◆ Problem description:
Return all of the lines below exactly as they are.

Begin

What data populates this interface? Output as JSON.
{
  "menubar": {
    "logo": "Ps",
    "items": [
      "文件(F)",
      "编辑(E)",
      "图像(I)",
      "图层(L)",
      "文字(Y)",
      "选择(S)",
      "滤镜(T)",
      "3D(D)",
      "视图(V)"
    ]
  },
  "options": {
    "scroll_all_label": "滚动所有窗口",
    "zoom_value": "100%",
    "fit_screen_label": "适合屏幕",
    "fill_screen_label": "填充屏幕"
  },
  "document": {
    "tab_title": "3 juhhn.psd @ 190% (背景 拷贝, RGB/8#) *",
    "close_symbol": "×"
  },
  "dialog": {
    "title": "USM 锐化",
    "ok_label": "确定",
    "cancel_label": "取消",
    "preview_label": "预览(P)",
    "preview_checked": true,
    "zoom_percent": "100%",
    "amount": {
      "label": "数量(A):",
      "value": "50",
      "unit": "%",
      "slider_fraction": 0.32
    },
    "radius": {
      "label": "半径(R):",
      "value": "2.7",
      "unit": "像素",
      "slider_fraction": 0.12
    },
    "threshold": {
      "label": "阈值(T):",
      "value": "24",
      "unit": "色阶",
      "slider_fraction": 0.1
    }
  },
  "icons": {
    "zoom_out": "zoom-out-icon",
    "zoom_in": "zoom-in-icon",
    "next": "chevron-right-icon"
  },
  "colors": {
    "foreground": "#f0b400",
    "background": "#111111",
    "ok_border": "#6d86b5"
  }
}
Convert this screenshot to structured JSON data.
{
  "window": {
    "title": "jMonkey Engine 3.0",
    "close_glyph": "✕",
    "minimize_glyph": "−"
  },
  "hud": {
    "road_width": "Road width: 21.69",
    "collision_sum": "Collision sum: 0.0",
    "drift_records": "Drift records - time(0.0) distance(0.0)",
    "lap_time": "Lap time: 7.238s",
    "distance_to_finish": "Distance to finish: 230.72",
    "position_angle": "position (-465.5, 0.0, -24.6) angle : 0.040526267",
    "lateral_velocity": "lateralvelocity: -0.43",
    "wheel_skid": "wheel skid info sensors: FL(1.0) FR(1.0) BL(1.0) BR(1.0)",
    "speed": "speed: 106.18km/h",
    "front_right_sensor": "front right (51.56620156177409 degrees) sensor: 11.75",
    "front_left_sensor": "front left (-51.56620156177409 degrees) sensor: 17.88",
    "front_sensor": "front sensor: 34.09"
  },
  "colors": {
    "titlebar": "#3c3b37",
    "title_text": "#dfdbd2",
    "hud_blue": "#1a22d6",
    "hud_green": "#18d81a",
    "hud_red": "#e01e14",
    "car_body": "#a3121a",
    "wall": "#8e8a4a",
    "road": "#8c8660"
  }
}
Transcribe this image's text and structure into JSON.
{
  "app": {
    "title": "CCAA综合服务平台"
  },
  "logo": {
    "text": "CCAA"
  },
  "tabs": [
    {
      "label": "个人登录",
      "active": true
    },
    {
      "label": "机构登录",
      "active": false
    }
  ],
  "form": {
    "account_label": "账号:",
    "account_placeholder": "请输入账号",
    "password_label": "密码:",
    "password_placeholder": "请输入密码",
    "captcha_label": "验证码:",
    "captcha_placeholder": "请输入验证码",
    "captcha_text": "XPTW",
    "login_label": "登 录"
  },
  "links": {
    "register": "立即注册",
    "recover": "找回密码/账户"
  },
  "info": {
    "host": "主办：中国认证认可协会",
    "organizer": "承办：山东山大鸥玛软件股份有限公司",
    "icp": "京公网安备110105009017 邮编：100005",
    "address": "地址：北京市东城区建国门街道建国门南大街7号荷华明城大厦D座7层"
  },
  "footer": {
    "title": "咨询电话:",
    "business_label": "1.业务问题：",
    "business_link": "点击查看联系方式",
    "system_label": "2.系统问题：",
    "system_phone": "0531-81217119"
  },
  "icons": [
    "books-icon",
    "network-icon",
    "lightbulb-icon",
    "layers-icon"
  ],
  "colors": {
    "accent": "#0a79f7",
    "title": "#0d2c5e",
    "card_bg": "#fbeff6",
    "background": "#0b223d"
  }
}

End

◆ Result of this task:
What data populates this interface? Output as JSON.
{
  "menubar": {
    "logo": "Ps",
    "items": [
      "文件(F)",
      "编辑(E)",
      "图像(I)",
      "图层(L)",
      "文字(Y)",
      "选择(S)",
      "滤镜(T)",
      "3D(D)",
      "视图(V)"
    ]
  },
  "options": {
    "scroll_all_label": "滚动所有窗口",
    "zoom_value": "100%",
    "fit_screen_label": "适合屏幕",
    "fill_screen_label": "填充屏幕"
  },
  "document": {
    "tab_title": "3 juhhn.psd @ 190% (背景 拷贝, RGB/8#) *",
    "close_symbol": "×"
  },
  "dialog": {
    "title": "USM 锐化",
    "ok_label": "确定",
    "cancel_label": "取消",
    "preview_label": "预览(P)",
    "preview_checked": true,
    "zoom_percent": "100%",
    "amount": {
      "label": "数量(A):",
      "value": "50",
      "unit": "%",
      "slider_fraction": 0.32
    },
    "radius": {
      "label": "半径(R):",
      "value": "2.7",
      "unit": "像素",
      "slider_fraction": 0.12
    },
    "threshold": {
      "label": "阈值(T):",
      "value": "24",
      "unit": "色阶",
      "slider_fraction": 0.1
    }
  },
  "icons": {
    "zoom_out": "zoom-out-icon",
    "zoom_in": "zoom-in-icon",
    "next": "chevron-right-icon"
  },
  "colors": {
    "foreground": "#f0b400",
    "background": "#111111",
    "ok_border": "#6d86b5"
  }
}
Convert this screenshot to structured JSON data.
{
  "window": {
    "title": "jMonkey Engine 3.0",
    "close_glyph": "✕",
    "minimize_glyph": "−"
  },
  "hud": {
    "road_width": "Road width: 21.69",
    "collision_sum": "Collision sum: 0.0",
    "drift_records": "Drift records - time(0.0) distance(0.0)",
    "lap_time": "Lap time: 7.238s",
    "distance_to_finish": "Distance to finish: 230.72",
    "position_angle": "position (-465.5, 0.0, -24.6) angle : 0.040526267",
    "lateral_velocity": "lateralvelocity: -0.43",
    "wheel_skid": "wheel skid info sensors: FL(1.0) FR(1.0) BL(1.0) BR(1.0)",
    "speed": "speed: 106.18km/h",
    "front_right_sensor": "front right (51.56620156177409 degrees) sensor: 11.75",
    "front_left_sensor": "front left (-51.56620156177409 degrees) sensor: 17.88",
    "front_sensor": "front sensor: 34.09"
  },
  "colors": {
    "titlebar": "#3c3b37",
    "title_text": "#dfdbd2",
    "hud_blue": "#1a22d6",
    "hud_green": "#18d81a",
    "hud_red": "#e01e14",
    "car_body": "#a3121a",
    "wall": "#8e8a4a",
    "road": "#8c8660"
  }
}
Transcribe this image's text and structure into JSON.
{
  "app": {
    "title": "CCAA综合服务平台"
  },
  "logo": {
    "text": "CCAA"
  },
  "tabs": [
    {
      "label": "个人登录",
      "active": true
    },
    {
      "label": "机构登录",
      "active": false
    }
  ],
  "form": {
    "account_label": "账号:",
    "account_placeholder": "请输入账号",
    "password_label": "密码:",
    "password_placeholder": "请输入密码",
    "captcha_label": "验证码:",
    "captcha_placeholder": "请输入验证码",
    "captcha_text": "XPTW",
    "login_label": "登 录"
  },
  "links": {
    "register": "立即注册",
    "recover": "找回密码/账户"
  },
  "info": {
    "host": "主办：中国认证认可协会",
    "organizer": "承办：山东山大鸥玛软件股份有限公司",
    "icp": "京公网安备110105009017 邮编：100005",
    "address": "地址：北京市东城区建国门街道建国门南大街7号荷华明城大厦D座7层"
  },
  "footer": {
    "title": "咨询电话:",
    "business_label": "1.业务问题：",
    "business_link": "点击查看联系方式",
    "system_label": "2.系统问题：",
    "system_phone": "0531-81217119"
  },
  "icons": [
    "books-icon",
    "network-icon",
    "lightbulb-icon",
    "layers-icon"
  ],
  "colors": {
    "accent": "#0a79f7",
    "title": "#0d2c5e",
    "card_bg": "#fbeff6",
    "background": "#0b223d"
  }
}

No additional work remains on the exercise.